Recorded data
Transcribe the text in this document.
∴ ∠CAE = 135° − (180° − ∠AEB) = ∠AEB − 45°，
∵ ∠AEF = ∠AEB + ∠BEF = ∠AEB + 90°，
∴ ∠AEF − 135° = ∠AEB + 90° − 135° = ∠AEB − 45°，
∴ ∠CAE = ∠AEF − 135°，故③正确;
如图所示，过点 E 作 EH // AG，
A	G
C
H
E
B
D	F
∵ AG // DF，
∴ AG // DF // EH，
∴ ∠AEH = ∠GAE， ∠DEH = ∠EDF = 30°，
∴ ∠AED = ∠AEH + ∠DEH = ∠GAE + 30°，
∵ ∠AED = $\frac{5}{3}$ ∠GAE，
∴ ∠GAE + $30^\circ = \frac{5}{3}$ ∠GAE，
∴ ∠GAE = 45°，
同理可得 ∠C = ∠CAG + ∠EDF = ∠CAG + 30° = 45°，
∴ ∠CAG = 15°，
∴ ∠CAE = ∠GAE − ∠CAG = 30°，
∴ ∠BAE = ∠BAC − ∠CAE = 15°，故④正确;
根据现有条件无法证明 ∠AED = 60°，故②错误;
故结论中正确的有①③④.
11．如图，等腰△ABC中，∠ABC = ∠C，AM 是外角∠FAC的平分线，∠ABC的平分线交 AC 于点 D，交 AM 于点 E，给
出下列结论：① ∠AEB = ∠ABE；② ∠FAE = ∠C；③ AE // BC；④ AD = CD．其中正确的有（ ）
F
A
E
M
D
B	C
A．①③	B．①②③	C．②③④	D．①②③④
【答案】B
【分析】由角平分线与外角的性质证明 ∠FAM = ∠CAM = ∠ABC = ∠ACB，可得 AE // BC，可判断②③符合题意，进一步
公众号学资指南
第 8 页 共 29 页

▶ **The problem**
The records above should be repeated in full, exactly as given.

▶ **Expected output**
Transcribe the text in this document.
∴ ∠CAE = 135° − (180° − ∠AEB) = ∠AEB − 45°，
∵ ∠AEF = ∠AEB + ∠BEF = ∠AEB + 90°，
∴ ∠AEF − 135° = ∠AEB + 90° − 135° = ∠AEB − 45°，
∴ ∠CAE = ∠AEF − 135°，故③正确;
如图所示，过点 E 作 EH // AG，
A	G
C
H
E
B
D	F
∵ AG // DF，
∴ AG // DF // EH，
∴ ∠AEH = ∠GAE， ∠DEH = ∠EDF = 30°，
∴ ∠AED = ∠AEH + ∠DEH = ∠GAE + 30°，
∵ ∠AED = $\frac{5}{3}$ ∠GAE，
∴ ∠GAE + $30^\circ = \frac{5}{3}$ ∠GAE，
∴ ∠GAE = 45°，
同理可得 ∠C = ∠CAG + ∠EDF = ∠CAG + 30° = 45°，
∴ ∠CAG = 15°，
∴ ∠CAE = ∠GAE − ∠CAG = 30°，
∴ ∠BAE = ∠BAC − ∠CAE = 15°，故④正确;
根据现有条件无法证明 ∠AED = 60°，故②错误;
故结论中正确的有①③④.
11．如图，等腰△ABC中，∠ABC = ∠C，AM 是外角∠FAC的平分线，∠ABC的平分线交 AC 于点 D，交 AM 于点 E，给
出下列结论：① ∠AEB = ∠ABE；② ∠FAE = ∠C；③ AE // BC；④ AD = CD．其中正确的有（ ）
F
A
E
M
D
B	C
A．①③	B．①②③	C．②③④	D．①②③④
【答案】B
【分析】由角平分线与外角的性质证明 ∠FAM = ∠CAM = ∠ABC = ∠ACB，可得 AE // BC，可判断②③符合题意，进一步
公众号学资指南
第 8 页 共 29 页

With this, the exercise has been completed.